→ Aim
For each line that holds "Half", copy the line out.

Saved entries
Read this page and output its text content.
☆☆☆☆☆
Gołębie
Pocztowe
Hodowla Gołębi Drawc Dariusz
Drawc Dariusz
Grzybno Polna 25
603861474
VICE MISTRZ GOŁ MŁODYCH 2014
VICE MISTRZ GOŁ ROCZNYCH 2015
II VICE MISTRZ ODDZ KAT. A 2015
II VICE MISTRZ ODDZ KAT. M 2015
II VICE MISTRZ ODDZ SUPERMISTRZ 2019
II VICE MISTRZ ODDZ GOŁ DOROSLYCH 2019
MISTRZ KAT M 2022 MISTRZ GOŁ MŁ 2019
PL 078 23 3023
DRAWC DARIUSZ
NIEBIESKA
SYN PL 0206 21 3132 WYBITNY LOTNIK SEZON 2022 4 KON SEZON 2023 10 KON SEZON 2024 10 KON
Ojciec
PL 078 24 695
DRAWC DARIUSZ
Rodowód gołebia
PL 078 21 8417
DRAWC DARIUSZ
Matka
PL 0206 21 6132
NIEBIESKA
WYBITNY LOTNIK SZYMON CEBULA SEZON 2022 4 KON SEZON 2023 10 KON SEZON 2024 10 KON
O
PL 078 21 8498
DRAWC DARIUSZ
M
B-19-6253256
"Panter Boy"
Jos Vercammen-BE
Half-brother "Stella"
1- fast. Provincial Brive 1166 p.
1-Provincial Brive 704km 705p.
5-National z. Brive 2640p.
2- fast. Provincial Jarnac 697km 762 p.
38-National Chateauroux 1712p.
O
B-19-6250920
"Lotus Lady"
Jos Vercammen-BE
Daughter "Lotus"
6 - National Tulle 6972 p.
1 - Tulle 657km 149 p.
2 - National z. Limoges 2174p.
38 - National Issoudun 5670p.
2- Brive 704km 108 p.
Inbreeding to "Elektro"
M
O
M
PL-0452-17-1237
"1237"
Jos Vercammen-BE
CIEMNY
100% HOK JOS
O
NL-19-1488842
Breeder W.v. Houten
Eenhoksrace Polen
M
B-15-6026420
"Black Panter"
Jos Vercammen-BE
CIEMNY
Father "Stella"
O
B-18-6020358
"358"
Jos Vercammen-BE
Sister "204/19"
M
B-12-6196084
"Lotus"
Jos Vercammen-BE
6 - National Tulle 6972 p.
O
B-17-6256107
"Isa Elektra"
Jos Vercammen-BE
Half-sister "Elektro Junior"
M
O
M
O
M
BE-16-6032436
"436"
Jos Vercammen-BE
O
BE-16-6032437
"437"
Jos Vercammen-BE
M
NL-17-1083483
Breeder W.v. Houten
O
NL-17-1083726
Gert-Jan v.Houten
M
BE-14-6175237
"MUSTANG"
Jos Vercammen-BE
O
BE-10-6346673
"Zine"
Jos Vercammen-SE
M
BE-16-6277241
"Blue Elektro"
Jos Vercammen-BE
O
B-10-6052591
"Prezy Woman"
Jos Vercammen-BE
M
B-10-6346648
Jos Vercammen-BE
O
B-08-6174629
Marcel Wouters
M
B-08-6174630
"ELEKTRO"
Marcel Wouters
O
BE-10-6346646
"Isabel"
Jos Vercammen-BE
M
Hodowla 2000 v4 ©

→ Result
Half-brother "Stella"
Half-sister "Elektro Junior"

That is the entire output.